### STORED DATA
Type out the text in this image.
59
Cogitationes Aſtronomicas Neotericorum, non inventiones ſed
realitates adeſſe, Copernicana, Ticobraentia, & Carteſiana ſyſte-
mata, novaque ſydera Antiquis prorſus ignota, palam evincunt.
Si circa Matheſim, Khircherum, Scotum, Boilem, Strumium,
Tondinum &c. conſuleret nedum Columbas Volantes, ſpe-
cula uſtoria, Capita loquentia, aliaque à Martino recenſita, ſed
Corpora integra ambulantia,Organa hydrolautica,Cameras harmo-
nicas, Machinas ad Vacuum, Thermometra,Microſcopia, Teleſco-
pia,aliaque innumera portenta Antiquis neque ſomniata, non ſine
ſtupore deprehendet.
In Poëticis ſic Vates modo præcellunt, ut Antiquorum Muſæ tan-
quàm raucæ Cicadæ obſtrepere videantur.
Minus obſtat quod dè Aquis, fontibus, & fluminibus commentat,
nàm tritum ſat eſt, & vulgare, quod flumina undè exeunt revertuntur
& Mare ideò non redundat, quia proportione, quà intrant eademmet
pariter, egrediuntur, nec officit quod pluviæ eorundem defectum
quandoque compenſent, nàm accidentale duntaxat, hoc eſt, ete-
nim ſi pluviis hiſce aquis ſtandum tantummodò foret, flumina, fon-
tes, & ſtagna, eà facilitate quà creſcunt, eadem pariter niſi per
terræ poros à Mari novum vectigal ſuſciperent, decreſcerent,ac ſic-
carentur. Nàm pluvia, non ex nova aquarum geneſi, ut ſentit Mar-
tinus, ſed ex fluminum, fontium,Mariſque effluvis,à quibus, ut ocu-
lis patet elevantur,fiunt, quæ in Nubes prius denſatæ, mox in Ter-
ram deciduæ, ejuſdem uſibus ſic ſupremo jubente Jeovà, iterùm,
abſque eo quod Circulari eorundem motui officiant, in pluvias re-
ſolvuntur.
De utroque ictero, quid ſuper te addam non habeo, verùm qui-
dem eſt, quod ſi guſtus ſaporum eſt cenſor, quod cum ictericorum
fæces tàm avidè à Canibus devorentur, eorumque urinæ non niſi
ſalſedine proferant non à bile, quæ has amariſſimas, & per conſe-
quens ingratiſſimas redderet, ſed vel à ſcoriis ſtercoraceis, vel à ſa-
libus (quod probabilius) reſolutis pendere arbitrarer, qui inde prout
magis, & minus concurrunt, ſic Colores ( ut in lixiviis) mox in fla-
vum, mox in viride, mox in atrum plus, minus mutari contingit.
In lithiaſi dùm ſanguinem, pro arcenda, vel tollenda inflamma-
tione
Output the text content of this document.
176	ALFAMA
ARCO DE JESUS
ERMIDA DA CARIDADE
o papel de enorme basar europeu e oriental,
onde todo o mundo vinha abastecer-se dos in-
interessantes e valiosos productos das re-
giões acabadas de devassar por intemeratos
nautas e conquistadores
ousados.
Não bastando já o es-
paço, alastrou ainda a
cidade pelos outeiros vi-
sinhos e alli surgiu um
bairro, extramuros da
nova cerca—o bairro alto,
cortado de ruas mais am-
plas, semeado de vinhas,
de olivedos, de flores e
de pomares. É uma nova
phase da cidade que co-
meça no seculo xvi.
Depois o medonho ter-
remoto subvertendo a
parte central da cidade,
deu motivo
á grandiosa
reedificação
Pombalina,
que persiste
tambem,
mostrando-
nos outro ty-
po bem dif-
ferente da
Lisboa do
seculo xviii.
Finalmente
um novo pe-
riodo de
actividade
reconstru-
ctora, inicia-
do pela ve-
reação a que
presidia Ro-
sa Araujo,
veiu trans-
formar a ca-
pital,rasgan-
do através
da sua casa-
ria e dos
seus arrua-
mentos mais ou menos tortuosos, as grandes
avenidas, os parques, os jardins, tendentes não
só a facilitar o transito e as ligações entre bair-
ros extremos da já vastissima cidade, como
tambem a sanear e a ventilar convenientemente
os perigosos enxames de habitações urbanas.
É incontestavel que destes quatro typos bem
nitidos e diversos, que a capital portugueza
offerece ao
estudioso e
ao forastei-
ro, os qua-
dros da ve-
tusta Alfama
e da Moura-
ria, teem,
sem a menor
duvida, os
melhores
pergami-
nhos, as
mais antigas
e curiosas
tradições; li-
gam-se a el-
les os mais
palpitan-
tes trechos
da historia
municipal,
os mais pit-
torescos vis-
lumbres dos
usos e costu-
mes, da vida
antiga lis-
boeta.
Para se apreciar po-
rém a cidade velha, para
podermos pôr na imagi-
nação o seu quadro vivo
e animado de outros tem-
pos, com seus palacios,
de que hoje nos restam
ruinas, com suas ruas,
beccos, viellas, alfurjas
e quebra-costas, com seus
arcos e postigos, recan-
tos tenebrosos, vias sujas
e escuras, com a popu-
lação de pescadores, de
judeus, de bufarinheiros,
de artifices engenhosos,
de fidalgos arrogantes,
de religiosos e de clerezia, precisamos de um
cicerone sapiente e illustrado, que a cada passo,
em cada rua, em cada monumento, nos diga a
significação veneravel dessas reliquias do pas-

### WHAT IS REQUIRED
Note how many lines in the listing above hold the string "seus", then give only that figure.

### REPLY TO THE TASK
3